DATA SECTION:
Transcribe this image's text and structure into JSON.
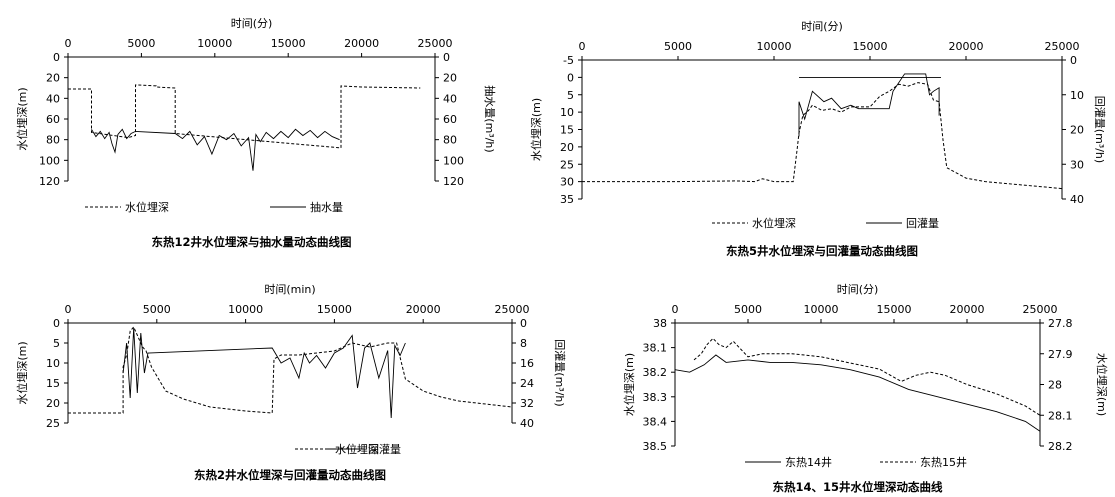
{
  "chart_data": [
    {
      "type": "line",
      "id": "c12",
      "title": "东热12井水位埋深与抽水量动态曲线图",
      "xlabel": "时间(分)",
      "xlim": [
        0,
        25000
      ],
      "xticks": [
        0,
        5000,
        10000,
        15000,
        20000,
        25000
      ],
      "ylabel": "水位埋深(m)",
      "ylim": [
        0,
        120
      ],
      "yticks": [
        0,
        20,
        40,
        60,
        80,
        100,
        120
      ],
      "ylabel2": "抽水量(m³/h)",
      "ylim2": [
        0,
        120
      ],
      "yticks2": [
        0,
        20,
        40,
        60,
        80,
        100,
        120
      ],
      "series": [
        {
          "name": "水位埋深",
          "axis": "left",
          "style": "dashed",
          "x": [
            0,
            1600,
            1600,
            4100,
            4100,
            4600,
            4600,
            6000,
            6000,
            7300,
            7300,
            18600,
            18600,
            20000,
            24000
          ],
          "y": [
            31,
            31,
            73,
            78,
            78,
            76,
            27,
            28,
            29,
            30,
            74,
            88,
            28,
            29,
            30
          ]
        },
        {
          "name": "抽水量",
          "axis": "right",
          "style": "solid",
          "x": [
            1600,
            1900,
            2200,
            2500,
            2800,
            3000,
            3200,
            3400,
            3700,
            4000,
            4300,
            4600,
            7300,
            7800,
            8300,
            8800,
            9300,
            9800,
            10300,
            10800,
            11300,
            11800,
            12300,
            12600,
            12800,
            13100,
            13500,
            14000,
            14500,
            15000,
            15500,
            16000,
            16500,
            17000,
            17500,
            18000,
            18500
          ],
          "y": [
            70,
            77,
            72,
            79,
            73,
            84,
            92,
            75,
            70,
            79,
            74,
            72,
            74,
            79,
            72,
            85,
            77,
            94,
            76,
            80,
            74,
            86,
            78,
            110,
            75,
            82,
            73,
            79,
            72,
            78,
            70,
            76,
            71,
            78,
            72,
            77,
            80
          ]
        }
      ]
    },
    {
      "type": "line",
      "id": "c5",
      "title": "东热5井水位埋深与回灌量动态曲线图",
      "xlabel": "时间(分)",
      "xlim": [
        0,
        25000
      ],
      "xticks": [
        0,
        5000,
        10000,
        15000,
        20000,
        25000
      ],
      "ylabel": "水位埋深(m)",
      "ylim": [
        -5,
        35
      ],
      "yticks": [
        -5,
        0,
        5,
        10,
        15,
        20,
        25,
        30,
        35
      ],
      "ylabel2": "回灌量(m³/h)",
      "ylim2": [
        0,
        40
      ],
      "yticks2": [
        0,
        10,
        20,
        30,
        40
      ],
      "series": [
        {
          "name": "水位埋深",
          "axis": "left",
          "style": "dashed",
          "x": [
            0,
            5000,
            8000,
            9000,
            9400,
            10000,
            11000,
            11200,
            11300,
            11500,
            11800,
            12000,
            12500,
            13000,
            13500,
            14000,
            15000,
            15500,
            16000,
            16500,
            17000,
            17500,
            18000,
            18300,
            18600,
            18800,
            19000,
            20000,
            21000,
            22000,
            23000,
            24000,
            25000
          ],
          "y": [
            30,
            30,
            29.8,
            30,
            29.2,
            30,
            30,
            21,
            16,
            11,
            9.5,
            8,
            9.5,
            9,
            10,
            8.5,
            8.5,
            5.5,
            4,
            2,
            2.5,
            1.5,
            2,
            6.5,
            7,
            18,
            26,
            29,
            30,
            30.5,
            31,
            31.5,
            32
          ]
        },
        {
          "name": "回灌量",
          "axis": "right",
          "style": "solid",
          "x": [
            11300,
            11300,
            11600,
            12000,
            12600,
            13000,
            13500,
            14000,
            14400,
            15000,
            15500,
            16000,
            16200,
            16800,
            17500,
            17900,
            18100,
            18300,
            18600,
            18600
          ],
          "y": [
            22,
            12,
            17,
            9,
            12,
            11,
            14,
            13,
            14,
            14,
            14,
            14,
            9,
            4,
            4,
            4,
            10,
            9,
            8,
            16
          ]
        },
        {
          "name": "回灌量-top",
          "axis": "left",
          "style": "solid",
          "legend": false,
          "x": [
            11300,
            18700
          ],
          "y": [
            0,
            0
          ]
        }
      ]
    },
    {
      "type": "line",
      "id": "c2",
      "title": "东热2井水位埋深与回灌量动态曲线图",
      "xlabel": "时间(min)",
      "xlim": [
        0,
        25000
      ],
      "xticks": [
        0,
        5000,
        10000,
        15000,
        20000,
        25000
      ],
      "ylabel": "水位埋深(m)",
      "ylim": [
        0,
        25
      ],
      "yticks": [
        0,
        5,
        10,
        15,
        20,
        25
      ],
      "ylabel2": "回灌量(m³/h)",
      "ylim2": [
        0,
        40
      ],
      "yticks2": [
        0,
        8,
        16,
        24,
        32,
        40
      ],
      "series": [
        {
          "name": "水位埋深",
          "axis": "left",
          "style": "dashed",
          "x": [
            0,
            3100,
            3100,
            3300,
            3500,
            3700,
            4000,
            4200,
            4400,
            4700,
            5500,
            6500,
            8000,
            10000,
            11500,
            11600,
            12000,
            13000,
            14000,
            15000,
            16000,
            17000,
            18000,
            18500,
            19000,
            20000,
            21000,
            22000,
            23000,
            24000,
            25000
          ],
          "y": [
            22.5,
            22.5,
            11,
            8,
            2,
            1,
            4,
            6,
            7,
            11,
            17,
            19,
            21,
            22,
            22.5,
            9,
            8,
            8,
            7.5,
            7,
            5,
            6,
            5,
            5,
            14,
            17,
            18.5,
            19.5,
            20,
            20.5,
            21
          ]
        },
        {
          "name": "回灌量",
          "axis": "right",
          "style": "solid",
          "x": [
            3100,
            3300,
            3500,
            3700,
            3900,
            4100,
            4300,
            4500,
            11500,
            12000,
            12500,
            13000,
            13300,
            13600,
            14000,
            14500,
            15000,
            15500,
            16000,
            16300,
            16700,
            17000,
            17500,
            18000,
            18200,
            18400,
            18700,
            19000
          ],
          "y": [
            20,
            8,
            30,
            2,
            28,
            4,
            20,
            12,
            10,
            16,
            14,
            22,
            12,
            16,
            13,
            18,
            12,
            10,
            5,
            26,
            10,
            8,
            22,
            11,
            38,
            9,
            13,
            8
          ]
        }
      ]
    },
    {
      "type": "line",
      "id": "c14",
      "title": "东热14、15井水位埋深动态曲线",
      "xlabel": "时间(分)",
      "xlim": [
        0,
        25000
      ],
      "xticks": [
        0,
        5000,
        10000,
        15000,
        20000,
        25000
      ],
      "ylabel": "水位埋深(m)",
      "ylim": [
        38,
        38.5
      ],
      "yticks": [
        "38",
        "38.1",
        "38.2",
        "38.3",
        "38.4",
        "38.5"
      ],
      "ylabel2": "水位埋深(m)",
      "ylim2": [
        27.8,
        28.2
      ],
      "yticks2": [
        "27.8",
        "27.9",
        "28",
        "28.1",
        "28.2"
      ],
      "series": [
        {
          "name": "东热14井",
          "axis": "left",
          "style": "solid",
          "x": [
            0,
            1000,
            2000,
            2800,
            3500,
            5000,
            6500,
            8000,
            10000,
            12000,
            14000,
            16000,
            18000,
            20000,
            22000,
            24000,
            25000
          ],
          "y": [
            38.19,
            38.2,
            38.17,
            38.13,
            38.16,
            38.15,
            38.16,
            38.16,
            38.17,
            38.19,
            38.22,
            38.27,
            38.3,
            38.33,
            38.36,
            38.4,
            38.44
          ]
        },
        {
          "name": "东热15井",
          "axis": "right",
          "style": "dashed",
          "x": [
            1300,
            1800,
            2200,
            2600,
            3000,
            3500,
            4000,
            5000,
            6000,
            7000,
            8000,
            10000,
            12000,
            14000,
            15500,
            16500,
            17500,
            18500,
            20000,
            22000,
            24000,
            25000
          ],
          "y": [
            27.92,
            27.9,
            27.87,
            27.85,
            27.87,
            27.88,
            27.86,
            27.91,
            27.9,
            27.9,
            27.9,
            27.91,
            27.93,
            27.95,
            27.99,
            27.97,
            27.96,
            27.97,
            28,
            28.03,
            28.07,
            28.1
          ]
        }
      ]
    }
  ]
}
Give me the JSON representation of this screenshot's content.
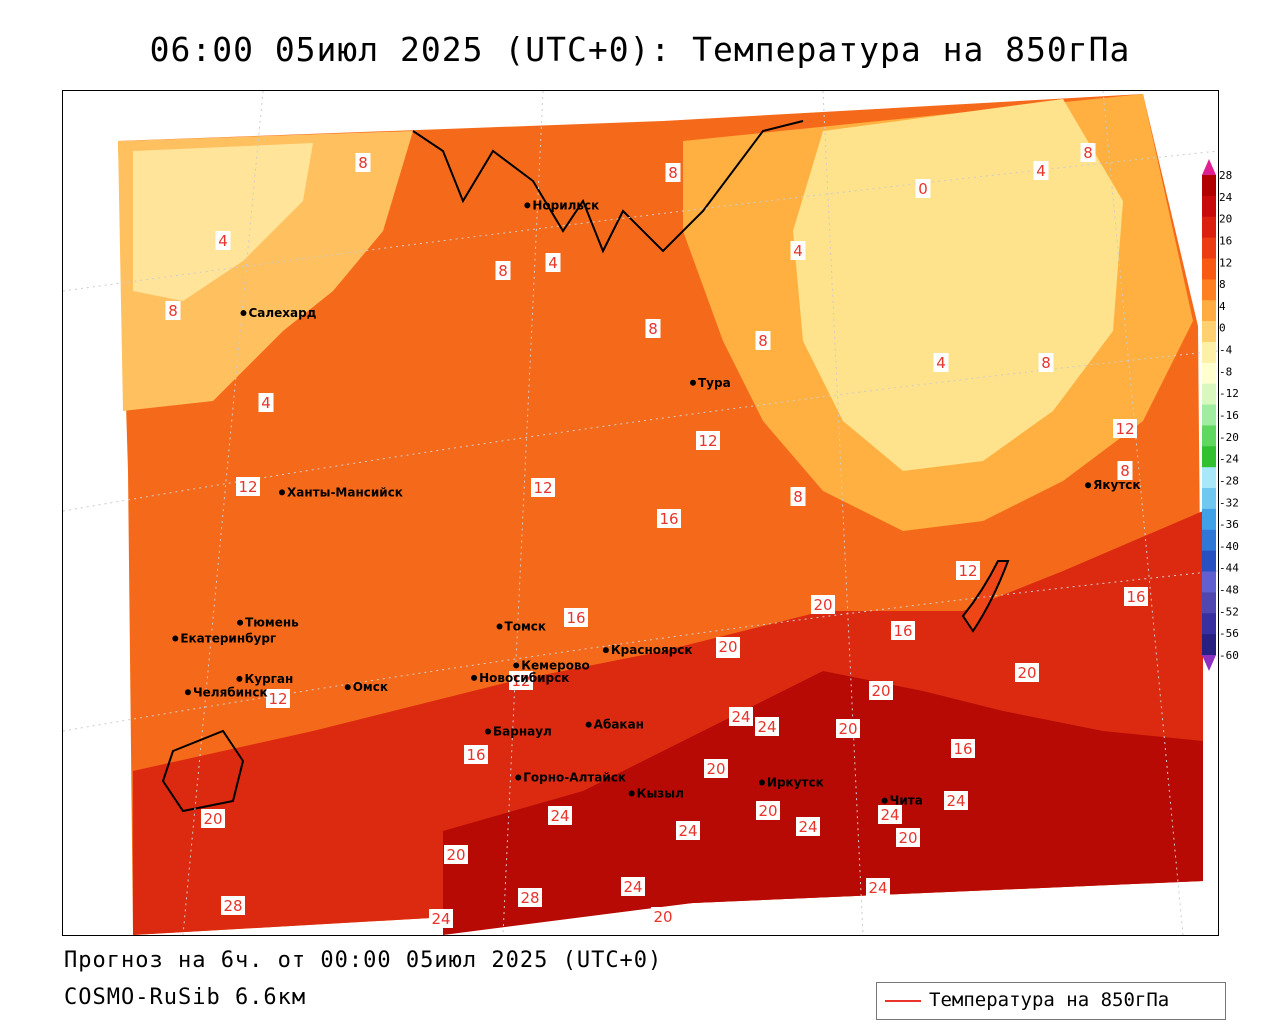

EXERCISE:
Only the number is wanted: how many lines of the material above include the word "this"?

TASK RESULT:
2